START Records for the exercise

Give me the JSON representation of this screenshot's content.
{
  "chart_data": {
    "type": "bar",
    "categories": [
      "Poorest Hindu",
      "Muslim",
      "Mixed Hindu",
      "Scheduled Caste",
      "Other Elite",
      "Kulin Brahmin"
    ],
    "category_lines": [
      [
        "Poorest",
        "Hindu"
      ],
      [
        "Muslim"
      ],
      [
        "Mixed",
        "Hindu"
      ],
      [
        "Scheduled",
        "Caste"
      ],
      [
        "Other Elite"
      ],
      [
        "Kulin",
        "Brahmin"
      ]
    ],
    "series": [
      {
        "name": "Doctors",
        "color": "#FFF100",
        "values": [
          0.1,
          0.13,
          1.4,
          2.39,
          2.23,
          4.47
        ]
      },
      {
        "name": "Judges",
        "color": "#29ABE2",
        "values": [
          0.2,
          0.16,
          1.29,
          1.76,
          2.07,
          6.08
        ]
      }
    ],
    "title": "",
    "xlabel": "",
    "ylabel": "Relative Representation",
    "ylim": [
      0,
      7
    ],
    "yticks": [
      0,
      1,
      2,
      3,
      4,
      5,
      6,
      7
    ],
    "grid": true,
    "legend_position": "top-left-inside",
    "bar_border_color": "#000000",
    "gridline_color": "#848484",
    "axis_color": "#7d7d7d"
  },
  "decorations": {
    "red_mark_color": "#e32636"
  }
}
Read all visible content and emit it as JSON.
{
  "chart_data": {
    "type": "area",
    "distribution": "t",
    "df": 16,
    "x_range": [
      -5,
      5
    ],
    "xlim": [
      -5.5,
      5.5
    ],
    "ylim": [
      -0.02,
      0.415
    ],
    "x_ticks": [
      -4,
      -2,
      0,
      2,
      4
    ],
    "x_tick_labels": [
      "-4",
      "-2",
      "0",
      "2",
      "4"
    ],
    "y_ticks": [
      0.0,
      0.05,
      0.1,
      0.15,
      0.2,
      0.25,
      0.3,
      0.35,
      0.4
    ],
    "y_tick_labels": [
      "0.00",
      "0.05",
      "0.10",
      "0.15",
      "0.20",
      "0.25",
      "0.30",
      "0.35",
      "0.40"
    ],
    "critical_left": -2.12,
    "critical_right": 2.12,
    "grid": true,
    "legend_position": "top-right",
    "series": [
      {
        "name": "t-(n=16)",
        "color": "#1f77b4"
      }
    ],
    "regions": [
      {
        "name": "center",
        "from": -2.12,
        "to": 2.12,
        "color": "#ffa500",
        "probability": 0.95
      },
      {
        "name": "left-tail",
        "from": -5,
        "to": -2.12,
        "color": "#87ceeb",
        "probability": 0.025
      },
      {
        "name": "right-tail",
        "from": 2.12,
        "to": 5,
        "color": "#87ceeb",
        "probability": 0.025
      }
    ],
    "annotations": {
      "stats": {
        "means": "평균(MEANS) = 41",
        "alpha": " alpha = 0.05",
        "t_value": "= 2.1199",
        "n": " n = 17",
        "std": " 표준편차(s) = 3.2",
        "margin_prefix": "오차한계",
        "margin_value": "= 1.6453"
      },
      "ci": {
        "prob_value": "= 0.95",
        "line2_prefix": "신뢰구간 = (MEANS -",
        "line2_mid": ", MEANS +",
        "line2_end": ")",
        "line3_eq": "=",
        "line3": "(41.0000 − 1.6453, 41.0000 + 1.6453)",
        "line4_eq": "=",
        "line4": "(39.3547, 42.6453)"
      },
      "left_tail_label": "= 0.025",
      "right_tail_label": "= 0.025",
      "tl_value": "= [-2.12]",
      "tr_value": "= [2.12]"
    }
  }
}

END Records for the exercise
START Records for the exercise

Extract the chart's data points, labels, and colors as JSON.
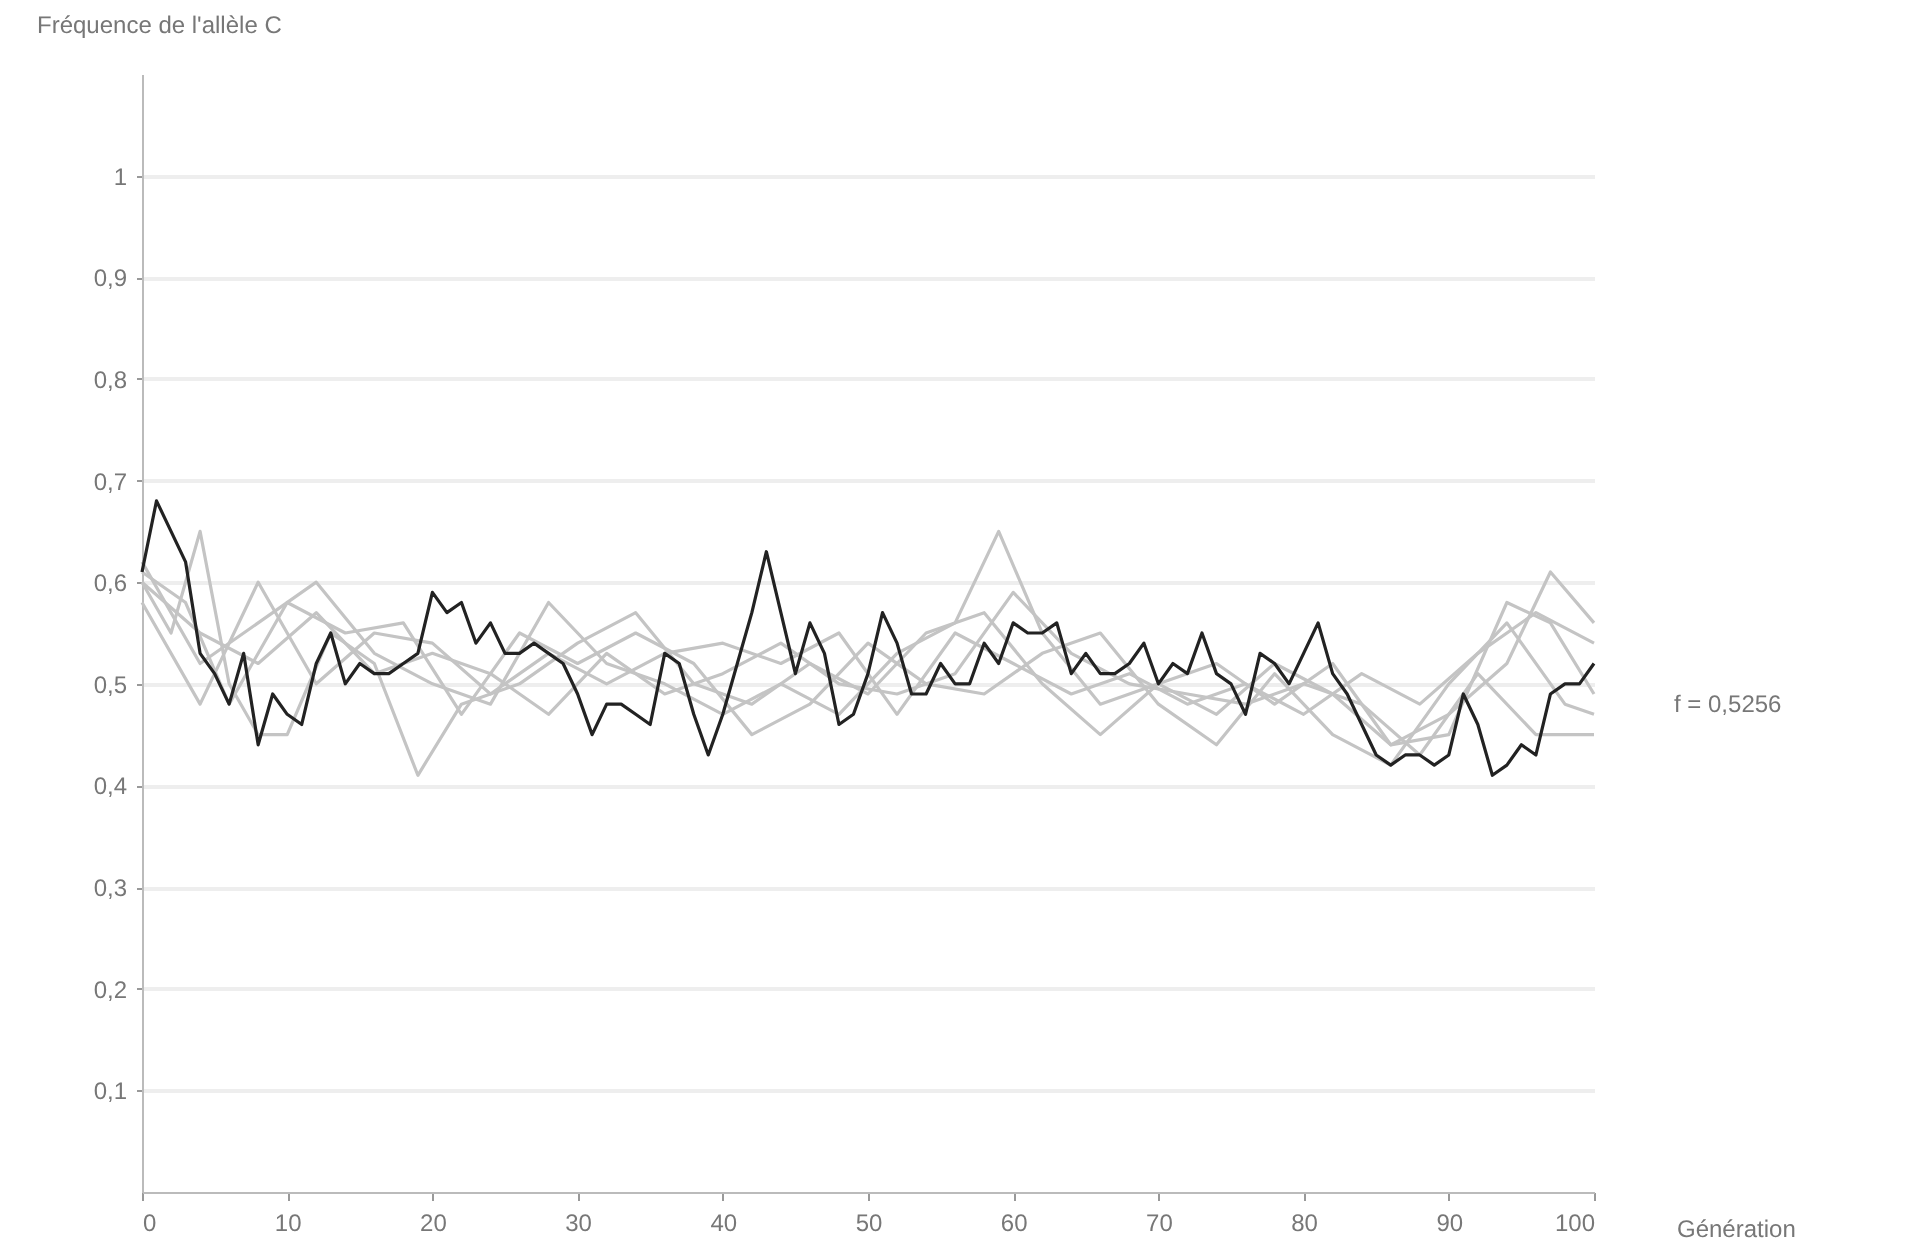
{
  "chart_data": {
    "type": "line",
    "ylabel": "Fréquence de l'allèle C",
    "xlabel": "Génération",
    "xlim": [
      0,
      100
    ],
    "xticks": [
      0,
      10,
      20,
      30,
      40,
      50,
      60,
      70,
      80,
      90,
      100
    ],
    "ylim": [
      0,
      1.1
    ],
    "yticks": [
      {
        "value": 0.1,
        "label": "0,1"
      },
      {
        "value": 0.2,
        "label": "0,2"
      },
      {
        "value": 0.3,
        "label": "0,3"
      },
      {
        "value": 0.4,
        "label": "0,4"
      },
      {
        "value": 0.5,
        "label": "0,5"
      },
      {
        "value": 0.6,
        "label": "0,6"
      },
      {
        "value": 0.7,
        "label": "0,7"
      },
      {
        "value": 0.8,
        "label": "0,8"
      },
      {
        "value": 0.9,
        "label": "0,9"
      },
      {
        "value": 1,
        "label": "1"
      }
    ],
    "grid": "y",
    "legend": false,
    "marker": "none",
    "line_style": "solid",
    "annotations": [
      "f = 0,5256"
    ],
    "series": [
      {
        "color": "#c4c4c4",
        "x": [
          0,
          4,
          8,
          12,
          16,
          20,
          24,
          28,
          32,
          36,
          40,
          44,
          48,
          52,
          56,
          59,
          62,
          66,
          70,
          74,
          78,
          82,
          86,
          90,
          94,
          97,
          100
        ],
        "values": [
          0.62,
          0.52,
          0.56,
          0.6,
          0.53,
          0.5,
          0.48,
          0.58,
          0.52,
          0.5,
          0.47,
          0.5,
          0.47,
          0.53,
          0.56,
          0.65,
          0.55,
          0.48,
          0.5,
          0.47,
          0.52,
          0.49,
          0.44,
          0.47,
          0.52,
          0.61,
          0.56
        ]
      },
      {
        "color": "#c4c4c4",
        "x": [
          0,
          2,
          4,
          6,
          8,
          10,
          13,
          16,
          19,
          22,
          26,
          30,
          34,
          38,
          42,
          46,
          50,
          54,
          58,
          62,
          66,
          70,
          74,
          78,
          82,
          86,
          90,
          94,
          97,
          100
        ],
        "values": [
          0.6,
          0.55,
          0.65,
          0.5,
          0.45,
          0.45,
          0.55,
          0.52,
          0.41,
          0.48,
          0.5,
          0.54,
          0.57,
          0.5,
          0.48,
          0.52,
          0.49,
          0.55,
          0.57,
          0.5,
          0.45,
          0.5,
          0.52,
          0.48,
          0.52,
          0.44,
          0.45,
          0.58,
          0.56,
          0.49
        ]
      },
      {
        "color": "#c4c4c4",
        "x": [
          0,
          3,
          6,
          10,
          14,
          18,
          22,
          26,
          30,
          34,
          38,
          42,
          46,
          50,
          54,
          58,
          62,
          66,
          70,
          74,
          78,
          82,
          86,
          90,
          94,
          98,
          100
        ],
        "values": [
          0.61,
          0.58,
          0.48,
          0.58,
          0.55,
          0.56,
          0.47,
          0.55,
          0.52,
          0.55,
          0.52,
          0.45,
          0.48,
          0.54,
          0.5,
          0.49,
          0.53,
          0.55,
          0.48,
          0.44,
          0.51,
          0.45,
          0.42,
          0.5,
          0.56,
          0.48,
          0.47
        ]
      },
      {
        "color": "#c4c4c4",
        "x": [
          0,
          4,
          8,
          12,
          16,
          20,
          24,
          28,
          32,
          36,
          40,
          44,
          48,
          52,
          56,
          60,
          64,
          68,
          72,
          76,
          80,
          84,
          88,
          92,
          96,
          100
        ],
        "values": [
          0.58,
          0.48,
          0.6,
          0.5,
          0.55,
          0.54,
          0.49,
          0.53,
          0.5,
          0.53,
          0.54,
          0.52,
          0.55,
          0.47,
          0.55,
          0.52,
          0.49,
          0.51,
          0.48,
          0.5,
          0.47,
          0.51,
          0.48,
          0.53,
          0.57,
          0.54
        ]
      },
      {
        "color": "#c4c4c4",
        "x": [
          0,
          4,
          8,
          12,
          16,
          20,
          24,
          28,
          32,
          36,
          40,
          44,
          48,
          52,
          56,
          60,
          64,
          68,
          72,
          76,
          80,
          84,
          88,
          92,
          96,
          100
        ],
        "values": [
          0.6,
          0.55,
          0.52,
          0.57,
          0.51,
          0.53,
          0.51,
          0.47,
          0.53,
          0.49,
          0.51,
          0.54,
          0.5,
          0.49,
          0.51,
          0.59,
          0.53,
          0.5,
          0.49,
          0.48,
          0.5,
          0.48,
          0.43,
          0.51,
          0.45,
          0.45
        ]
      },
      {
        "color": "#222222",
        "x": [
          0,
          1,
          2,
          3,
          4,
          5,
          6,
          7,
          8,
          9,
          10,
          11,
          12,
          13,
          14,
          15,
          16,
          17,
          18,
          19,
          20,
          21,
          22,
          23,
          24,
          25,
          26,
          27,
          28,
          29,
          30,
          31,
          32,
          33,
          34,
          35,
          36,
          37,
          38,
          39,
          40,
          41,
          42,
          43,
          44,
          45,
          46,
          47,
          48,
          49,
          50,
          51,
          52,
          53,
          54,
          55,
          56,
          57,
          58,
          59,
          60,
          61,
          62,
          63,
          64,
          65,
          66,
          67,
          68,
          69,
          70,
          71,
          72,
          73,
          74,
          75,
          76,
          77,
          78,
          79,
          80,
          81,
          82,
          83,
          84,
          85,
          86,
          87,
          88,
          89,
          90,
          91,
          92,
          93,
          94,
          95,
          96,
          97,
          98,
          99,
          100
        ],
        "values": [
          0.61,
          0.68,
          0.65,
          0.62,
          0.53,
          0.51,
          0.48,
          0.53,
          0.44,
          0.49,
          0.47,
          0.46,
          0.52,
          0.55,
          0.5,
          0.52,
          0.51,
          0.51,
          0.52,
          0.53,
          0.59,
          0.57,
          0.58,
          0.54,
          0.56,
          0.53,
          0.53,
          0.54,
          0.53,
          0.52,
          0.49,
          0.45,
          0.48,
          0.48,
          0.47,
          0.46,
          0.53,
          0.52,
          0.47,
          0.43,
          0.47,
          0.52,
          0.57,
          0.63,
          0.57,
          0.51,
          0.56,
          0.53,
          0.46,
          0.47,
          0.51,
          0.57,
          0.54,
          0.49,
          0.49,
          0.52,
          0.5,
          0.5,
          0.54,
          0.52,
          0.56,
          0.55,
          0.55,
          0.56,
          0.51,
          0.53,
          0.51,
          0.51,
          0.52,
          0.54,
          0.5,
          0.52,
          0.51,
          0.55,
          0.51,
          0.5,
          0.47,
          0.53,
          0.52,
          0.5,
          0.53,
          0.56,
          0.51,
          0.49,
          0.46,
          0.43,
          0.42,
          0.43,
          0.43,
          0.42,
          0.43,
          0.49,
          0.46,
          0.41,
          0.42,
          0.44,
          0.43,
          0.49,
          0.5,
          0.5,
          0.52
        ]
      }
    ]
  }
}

END Records for the exercise
START Records for the exercise

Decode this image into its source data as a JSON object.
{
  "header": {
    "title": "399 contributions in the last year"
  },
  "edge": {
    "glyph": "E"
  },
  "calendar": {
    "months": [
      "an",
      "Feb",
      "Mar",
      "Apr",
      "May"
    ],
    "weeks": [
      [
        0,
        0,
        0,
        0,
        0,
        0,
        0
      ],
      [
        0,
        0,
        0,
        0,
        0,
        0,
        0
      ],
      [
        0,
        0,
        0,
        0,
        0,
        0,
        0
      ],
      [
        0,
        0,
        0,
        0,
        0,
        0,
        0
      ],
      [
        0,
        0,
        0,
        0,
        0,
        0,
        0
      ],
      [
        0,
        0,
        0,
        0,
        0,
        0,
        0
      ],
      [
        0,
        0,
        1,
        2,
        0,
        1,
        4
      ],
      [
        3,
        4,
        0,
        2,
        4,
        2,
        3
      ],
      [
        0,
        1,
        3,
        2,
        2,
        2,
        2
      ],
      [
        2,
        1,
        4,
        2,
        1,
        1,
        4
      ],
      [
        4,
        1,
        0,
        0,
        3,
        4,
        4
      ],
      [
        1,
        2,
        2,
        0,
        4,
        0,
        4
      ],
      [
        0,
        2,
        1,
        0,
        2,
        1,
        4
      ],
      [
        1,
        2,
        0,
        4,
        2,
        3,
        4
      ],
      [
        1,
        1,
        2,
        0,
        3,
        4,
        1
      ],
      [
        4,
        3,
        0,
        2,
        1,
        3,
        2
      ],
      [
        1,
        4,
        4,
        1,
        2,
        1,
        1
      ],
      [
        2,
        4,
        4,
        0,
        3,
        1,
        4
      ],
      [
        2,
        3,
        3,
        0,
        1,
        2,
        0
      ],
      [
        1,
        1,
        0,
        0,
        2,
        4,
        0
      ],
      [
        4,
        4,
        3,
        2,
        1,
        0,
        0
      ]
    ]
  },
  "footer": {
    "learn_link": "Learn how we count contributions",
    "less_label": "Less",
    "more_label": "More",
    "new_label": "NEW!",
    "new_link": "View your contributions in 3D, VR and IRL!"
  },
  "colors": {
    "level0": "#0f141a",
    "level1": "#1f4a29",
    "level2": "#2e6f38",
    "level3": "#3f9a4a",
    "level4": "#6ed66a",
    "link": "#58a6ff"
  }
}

END Records for the exercise

▸ What you should do
Show every line from the entries above in which the word "title" appears.

▸ Solution for this exercise
    "title": "",
    "title": "399 contributions in the last year"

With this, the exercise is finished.